═════ Data provided

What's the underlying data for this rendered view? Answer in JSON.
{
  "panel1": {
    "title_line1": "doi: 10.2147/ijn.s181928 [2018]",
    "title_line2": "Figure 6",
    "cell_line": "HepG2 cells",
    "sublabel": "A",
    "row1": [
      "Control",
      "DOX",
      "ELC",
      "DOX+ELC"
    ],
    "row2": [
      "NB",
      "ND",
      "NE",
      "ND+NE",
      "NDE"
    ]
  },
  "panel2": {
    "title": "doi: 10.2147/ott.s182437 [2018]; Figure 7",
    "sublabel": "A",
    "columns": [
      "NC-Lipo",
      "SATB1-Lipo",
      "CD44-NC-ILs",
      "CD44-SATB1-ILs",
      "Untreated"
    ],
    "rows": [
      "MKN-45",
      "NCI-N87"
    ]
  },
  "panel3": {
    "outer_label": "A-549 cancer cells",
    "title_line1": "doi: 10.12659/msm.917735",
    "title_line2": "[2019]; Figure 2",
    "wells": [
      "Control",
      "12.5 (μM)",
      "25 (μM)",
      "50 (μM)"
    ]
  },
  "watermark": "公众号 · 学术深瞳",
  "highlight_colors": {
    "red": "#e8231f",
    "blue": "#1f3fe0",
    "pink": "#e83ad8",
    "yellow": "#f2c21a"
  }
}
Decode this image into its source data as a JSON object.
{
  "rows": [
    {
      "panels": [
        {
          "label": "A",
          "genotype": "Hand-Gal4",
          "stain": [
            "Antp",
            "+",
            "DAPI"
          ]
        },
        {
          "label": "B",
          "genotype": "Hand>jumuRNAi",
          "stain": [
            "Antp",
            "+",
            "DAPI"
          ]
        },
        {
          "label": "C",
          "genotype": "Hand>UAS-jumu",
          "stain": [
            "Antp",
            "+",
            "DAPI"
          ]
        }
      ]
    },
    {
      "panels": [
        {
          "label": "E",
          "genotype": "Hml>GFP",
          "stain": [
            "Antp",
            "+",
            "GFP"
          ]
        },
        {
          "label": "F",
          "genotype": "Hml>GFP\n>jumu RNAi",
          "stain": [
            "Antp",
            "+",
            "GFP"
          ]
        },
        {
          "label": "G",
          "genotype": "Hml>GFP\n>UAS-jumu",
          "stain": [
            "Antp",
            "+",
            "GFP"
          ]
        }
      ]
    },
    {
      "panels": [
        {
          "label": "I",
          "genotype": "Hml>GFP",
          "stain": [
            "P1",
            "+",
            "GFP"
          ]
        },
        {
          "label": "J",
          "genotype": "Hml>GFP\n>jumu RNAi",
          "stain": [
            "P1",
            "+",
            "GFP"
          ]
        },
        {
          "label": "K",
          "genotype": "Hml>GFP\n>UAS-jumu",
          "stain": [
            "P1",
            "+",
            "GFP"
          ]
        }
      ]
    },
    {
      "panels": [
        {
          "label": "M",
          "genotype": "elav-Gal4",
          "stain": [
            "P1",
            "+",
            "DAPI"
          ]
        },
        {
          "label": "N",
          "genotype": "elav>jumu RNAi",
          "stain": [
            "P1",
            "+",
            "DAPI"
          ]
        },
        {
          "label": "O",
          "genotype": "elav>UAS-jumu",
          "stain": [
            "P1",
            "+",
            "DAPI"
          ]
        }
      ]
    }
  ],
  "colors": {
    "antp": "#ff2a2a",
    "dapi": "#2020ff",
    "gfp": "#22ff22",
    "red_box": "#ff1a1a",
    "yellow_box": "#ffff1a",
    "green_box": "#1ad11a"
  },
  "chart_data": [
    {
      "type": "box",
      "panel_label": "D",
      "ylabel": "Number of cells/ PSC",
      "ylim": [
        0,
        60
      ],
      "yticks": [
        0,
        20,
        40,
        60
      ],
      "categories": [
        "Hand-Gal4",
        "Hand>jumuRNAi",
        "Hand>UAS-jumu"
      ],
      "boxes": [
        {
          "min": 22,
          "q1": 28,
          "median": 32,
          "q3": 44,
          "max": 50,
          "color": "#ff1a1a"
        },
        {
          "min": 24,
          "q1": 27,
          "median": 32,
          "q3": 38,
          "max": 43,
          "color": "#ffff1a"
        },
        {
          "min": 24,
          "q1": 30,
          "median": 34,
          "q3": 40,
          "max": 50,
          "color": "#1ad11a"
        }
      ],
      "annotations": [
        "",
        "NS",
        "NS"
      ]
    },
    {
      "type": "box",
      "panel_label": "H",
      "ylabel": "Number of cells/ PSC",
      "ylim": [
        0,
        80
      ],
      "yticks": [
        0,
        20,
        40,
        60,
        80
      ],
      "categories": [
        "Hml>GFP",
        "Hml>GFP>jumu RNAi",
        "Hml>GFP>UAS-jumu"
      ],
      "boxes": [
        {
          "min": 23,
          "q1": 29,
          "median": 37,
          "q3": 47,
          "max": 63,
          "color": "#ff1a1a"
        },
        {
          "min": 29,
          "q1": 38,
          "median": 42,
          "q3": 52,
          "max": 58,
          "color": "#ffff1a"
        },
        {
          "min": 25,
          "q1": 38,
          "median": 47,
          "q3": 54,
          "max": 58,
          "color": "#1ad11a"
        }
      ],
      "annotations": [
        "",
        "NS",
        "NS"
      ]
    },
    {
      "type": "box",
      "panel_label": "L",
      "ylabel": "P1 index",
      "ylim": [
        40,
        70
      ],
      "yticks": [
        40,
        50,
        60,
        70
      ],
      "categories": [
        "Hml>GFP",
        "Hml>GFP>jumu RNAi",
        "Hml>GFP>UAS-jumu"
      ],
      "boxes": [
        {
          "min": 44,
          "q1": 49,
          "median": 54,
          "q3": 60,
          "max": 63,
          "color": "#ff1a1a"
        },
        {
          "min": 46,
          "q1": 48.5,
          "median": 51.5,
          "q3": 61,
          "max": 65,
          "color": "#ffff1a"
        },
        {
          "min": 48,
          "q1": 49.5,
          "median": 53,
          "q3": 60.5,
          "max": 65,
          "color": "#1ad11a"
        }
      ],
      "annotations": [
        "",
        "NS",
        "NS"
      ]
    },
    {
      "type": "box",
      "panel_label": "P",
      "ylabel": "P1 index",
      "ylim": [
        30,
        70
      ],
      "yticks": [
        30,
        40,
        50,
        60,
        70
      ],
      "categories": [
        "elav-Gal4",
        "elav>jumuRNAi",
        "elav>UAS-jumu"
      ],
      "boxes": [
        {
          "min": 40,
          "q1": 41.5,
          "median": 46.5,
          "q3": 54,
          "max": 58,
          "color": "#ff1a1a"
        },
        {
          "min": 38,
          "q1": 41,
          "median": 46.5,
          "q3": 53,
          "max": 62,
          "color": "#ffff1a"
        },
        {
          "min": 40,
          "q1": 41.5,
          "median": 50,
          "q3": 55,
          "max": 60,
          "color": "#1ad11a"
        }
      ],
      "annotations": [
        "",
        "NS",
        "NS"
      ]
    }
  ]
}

══════════

Your objective >> All of the entries must be given again, word for word.

Exercise result >>
What's the underlying data for this rendered view? Answer in JSON.
{
  "panel1": {
    "title_line1": "doi: 10.2147/ijn.s181928 [2018]",
    "title_line2": "Figure 6",
    "cell_line": "HepG2 cells",
    "sublabel": "A",
    "row1": [
      "Control",
      "DOX",
      "ELC",
      "DOX+ELC"
    ],
    "row2": [
      "NB",
      "ND",
      "NE",
      "ND+NE",
      "NDE"
    ]
  },
  "panel2": {
    "title": "doi: 10.2147/ott.s182437 [2018]; Figure 7",
    "sublabel": "A",
    "columns": [
      "NC-Lipo",
      "SATB1-Lipo",
      "CD44-NC-ILs",
      "CD44-SATB1-ILs",
      "Untreated"
    ],
    "rows": [
      "MKN-45",
      "NCI-N87"
    ]
  },
  "panel3": {
    "outer_label": "A-549 cancer cells",
    "title_line1": "doi: 10.12659/msm.917735",
    "title_line2": "[2019]; Figure 2",
    "wells": [
      "Control",
      "12.5 (μM)",
      "25 (μM)",
      "50 (μM)"
    ]
  },
  "watermark": "公众号 · 学术深瞳",
  "highlight_colors": {
    "red": "#e8231f",
    "blue": "#1f3fe0",
    "pink": "#e83ad8",
    "yellow": "#f2c21a"
  }
}
Decode this image into its source data as a JSON object.
{
  "rows": [
    {
      "panels": [
        {
          "label": "A",
          "genotype": "Hand-Gal4",
          "stain": [
            "Antp",
            "+",
            "DAPI"
          ]
        },
        {
          "label": "B",
          "genotype": "Hand>jumuRNAi",
          "stain": [
            "Antp",
            "+",
            "DAPI"
          ]
        },
        {
          "label": "C",
          "genotype": "Hand>UAS-jumu",
          "stain": [
            "Antp",
            "+",
            "DAPI"
          ]
        }
      ]
    },
    {
      "panels": [
        {
          "label": "E",
          "genotype": "Hml>GFP",
          "stain": [
            "Antp",
            "+",
            "GFP"
          ]
        },
        {
          "label": "F",
          "genotype": "Hml>GFP\n>jumu RNAi",
          "stain": [
            "Antp",
            "+",
            "GFP"
          ]
        },
        {
          "label": "G",
          "genotype": "Hml>GFP\n>UAS-jumu",
          "stain": [
            "Antp",
            "+",
            "GFP"
          ]
        }
      ]
    },
    {
      "panels": [
        {
          "label": "I",
          "genotype": "Hml>GFP",
          "stain": [
            "P1",
            "+",
            "GFP"
          ]
        },
        {
          "label": "J",
          "genotype": "Hml>GFP\n>jumu RNAi",
          "stain": [
            "P1",
            "+",
            "GFP"
          ]
        },
        {
          "label": "K",
          "genotype": "Hml>GFP\n>UAS-jumu",
          "stain": [
            "P1",
            "+",
            "GFP"
          ]
        }
      ]
    },
    {
      "panels": [
        {
          "label": "M",
          "genotype": "elav-Gal4",
          "stain": [
            "P1",
            "+",
            "DAPI"
          ]
        },
        {
          "label": "N",
          "genotype": "elav>jumu RNAi",
          "stain": [
            "P1",
            "+",
            "DAPI"
          ]
        },
        {
          "label": "O",
          "genotype": "elav>UAS-jumu",
          "stain": [
            "P1",
            "+",
            "DAPI"
          ]
        }
      ]
    }
  ],
  "colors": {
    "antp": "#ff2a2a",
    "dapi": "#2020ff",
    "gfp": "#22ff22",
    "red_box": "#ff1a1a",
    "yellow_box": "#ffff1a",
    "green_box": "#1ad11a"
  },
  "chart_data": [
    {
      "type": "box",
      "panel_label": "D",
      "ylabel": "Number of cells/ PSC",
      "ylim": [
        0,
        60
      ],
      "yticks": [
        0,
        20,
        40,
        60
      ],
      "categories": [
        "Hand-Gal4",
        "Hand>jumuRNAi",
        "Hand>UAS-jumu"
      ],
      "boxes": [
        {
          "min": 22,
          "q1": 28,
          "median": 32,
          "q3": 44,
          "max": 50,
          "color": "#ff1a1a"
        },
        {
          "min": 24,
          "q1": 27,
          "median": 32,
          "q3": 38,
          "max": 43,
          "color": "#ffff1a"
        },
        {
          "min": 24,
          "q1": 30,
          "median": 34,
          "q3": 40,
          "max": 50,
          "color": "#1ad11a"
        }
      ],
      "annotations": [
        "",
        "NS",
        "NS"
      ]
    },
    {
      "type": "box",
      "panel_label": "H",
      "ylabel": "Number of cells/ PSC",
      "ylim": [
        0,
        80
      ],
      "yticks": [
        0,
        20,
        40,
        60,
        80
      ],
      "categories": [
        "Hml>GFP",
        "Hml>GFP>jumu RNAi",
        "Hml>GFP>UAS-jumu"
      ],
      "boxes": [
        {
          "min": 23,
          "q1": 29,
          "median": 37,
          "q3": 47,
          "max": 63,
          "color": "#ff1a1a"
        },
        {
          "min": 29,
          "q1": 38,
          "median": 42,
          "q3": 52,
          "max": 58,
          "color": "#ffff1a"
        },
        {
          "min": 25,
          "q1": 38,
          "median": 47,
          "q3": 54,
          "max": 58,
          "color": "#1ad11a"
        }
      ],
      "annotations": [
        "",
        "NS",
        "NS"
      ]
    },
    {
      "type": "box",
      "panel_label": "L",
      "ylabel": "P1 index",
      "ylim": [
        40,
        70
      ],
      "yticks": [
        40,
        50,
        60,
        70
      ],
      "categories": [
        "Hml>GFP",
        "Hml>GFP>jumu RNAi",
        "Hml>GFP>UAS-jumu"
      ],
      "boxes": [
        {
          "min": 44,
          "q1": 49,
          "median": 54,
          "q3": 60,
          "max": 63,
          "color": "#ff1a1a"
        },
        {
          "min": 46,
          "q1": 48.5,
          "median": 51.5,
          "q3": 61,
          "max": 65,
          "color": "#ffff1a"
        },
        {
          "min": 48,
          "q1": 49.5,
          "median": 53,
          "q3": 60.5,
          "max": 65,
          "color": "#1ad11a"
        }
      ],
      "annotations": [
        "",
        "NS",
        "NS"
      ]
    },
    {
      "type": "box",
      "panel_label": "P",
      "ylabel": "P1 index",
      "ylim": [
        30,
        70
      ],
      "yticks": [
        30,
        40,
        50,
        60,
        70
      ],
      "categories": [
        "elav-Gal4",
        "elav>jumuRNAi",
        "elav>UAS-jumu"
      ],
      "boxes": [
        {
          "min": 40,
          "q1": 41.5,
          "median": 46.5,
          "q3": 54,
          "max": 58,
          "color": "#ff1a1a"
        },
        {
          "min": 38,
          "q1": 41,
          "median": 46.5,
          "q3": 53,
          "max": 62,
          "color": "#ffff1a"
        },
        {
          "min": 40,
          "q1": 41.5,
          "median": 50,
          "q3": 55,
          "max": 60,
          "color": "#1ad11a"
        }
      ],
      "annotations": [
        "",
        "NS",
        "NS"
      ]
    }
  ]
}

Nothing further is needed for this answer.